**DESCRIPTION OF THE TASK:** Write out each line of the listing as it stands, without the images.

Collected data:
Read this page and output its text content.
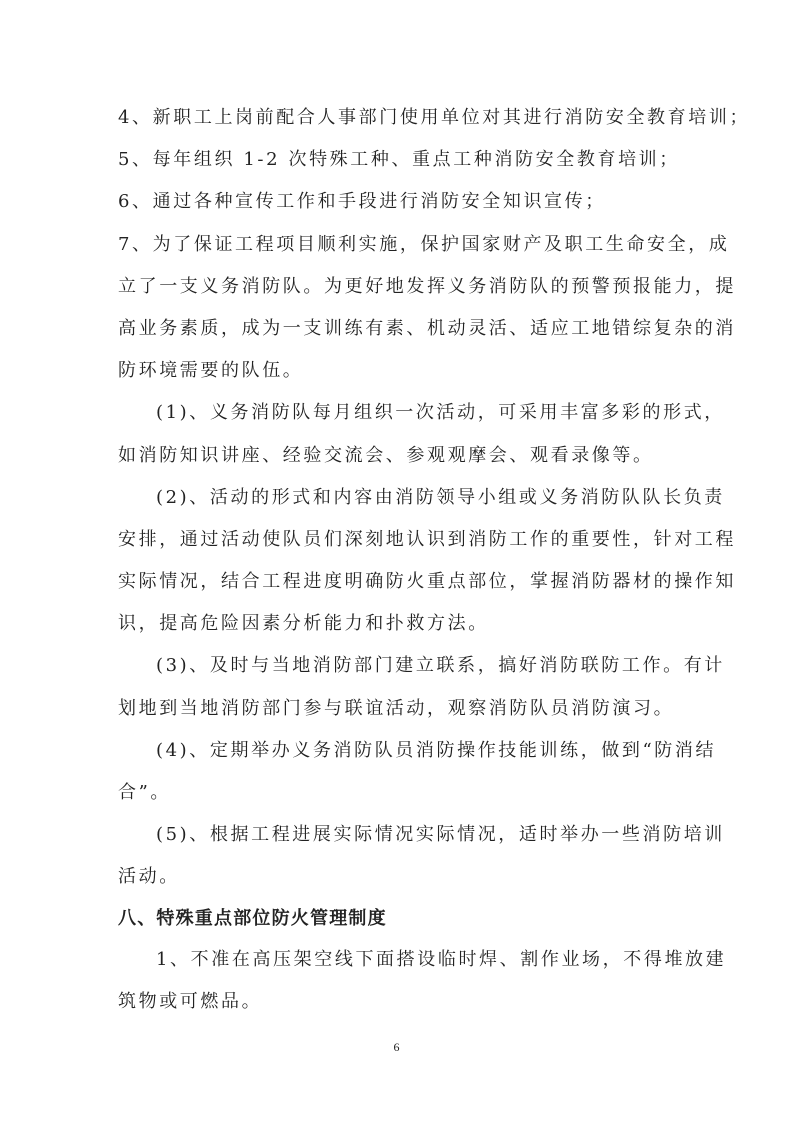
4、新职工上岗前配合人事部门使用单位对其进行消防安全教育培训；
5、每年组织 1-2 次特殊工种、重点工种消防安全教育培训；
6、通过各种宣传工作和手段进行消防安全知识宣传；
7、为了保证工程项目顺利实施，保护国家财产及职工生命安全，成
立了一支义务消防队。为更好地发挥义务消防队的预警预报能力，提
高业务素质，成为一支训练有素、机动灵活、适应工地错综复杂的消
防环境需要的队伍。
(1)、义务消防队每月组织一次活动，可采用丰富多彩的形式，
如消防知识讲座、经验交流会、参观观摩会、观看录像等。
(2)、活动的形式和内容由消防领导小组或义务消防队队长负责
安排，通过活动使队员们深刻地认识到消防工作的重要性，针对工程
实际情况，结合工程进度明确防火重点部位，掌握消防器材的操作知
识，提高危险因素分析能力和扑救方法。
(3)、及时与当地消防部门建立联系，搞好消防联防工作。有计
划地到当地消防部门参与联谊活动，观察消防队员消防演习。
(4)、定期举办义务消防队员消防操作技能训练，做到“防消结
合”。
(5)、根据工程进展实际情况实际情况，适时举办一些消防培训
活动。
八、特殊重点部位防火管理制度
1、不准在高压架空线下面搭设临时焊、割作业场，不得堆放建
筑物或可燃品。
6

**EXERCISE ANSWER:**
Read this page and output its text content.
4、新职工上岗前配合人事部门使用单位对其进行消防安全教育培训；
5、每年组织 1-2 次特殊工种、重点工种消防安全教育培训；
6、通过各种宣传工作和手段进行消防安全知识宣传；
7、为了保证工程项目顺利实施，保护国家财产及职工生命安全，成
立了一支义务消防队。为更好地发挥义务消防队的预警预报能力，提
高业务素质，成为一支训练有素、机动灵活、适应工地错综复杂的消
防环境需要的队伍。
(1)、义务消防队每月组织一次活动，可采用丰富多彩的形式，
如消防知识讲座、经验交流会、参观观摩会、观看录像等。
(2)、活动的形式和内容由消防领导小组或义务消防队队长负责
安排，通过活动使队员们深刻地认识到消防工作的重要性，针对工程
实际情况，结合工程进度明确防火重点部位，掌握消防器材的操作知
识，提高危险因素分析能力和扑救方法。
(3)、及时与当地消防部门建立联系，搞好消防联防工作。有计
划地到当地消防部门参与联谊活动，观察消防队员消防演习。
(4)、定期举办义务消防队员消防操作技能训练，做到“防消结
合”。
(5)、根据工程进展实际情况实际情况，适时举办一些消防培训
活动。
八、特殊重点部位防火管理制度
1、不准在高压架空线下面搭设临时焊、割作业场，不得堆放建
筑物或可燃品。
6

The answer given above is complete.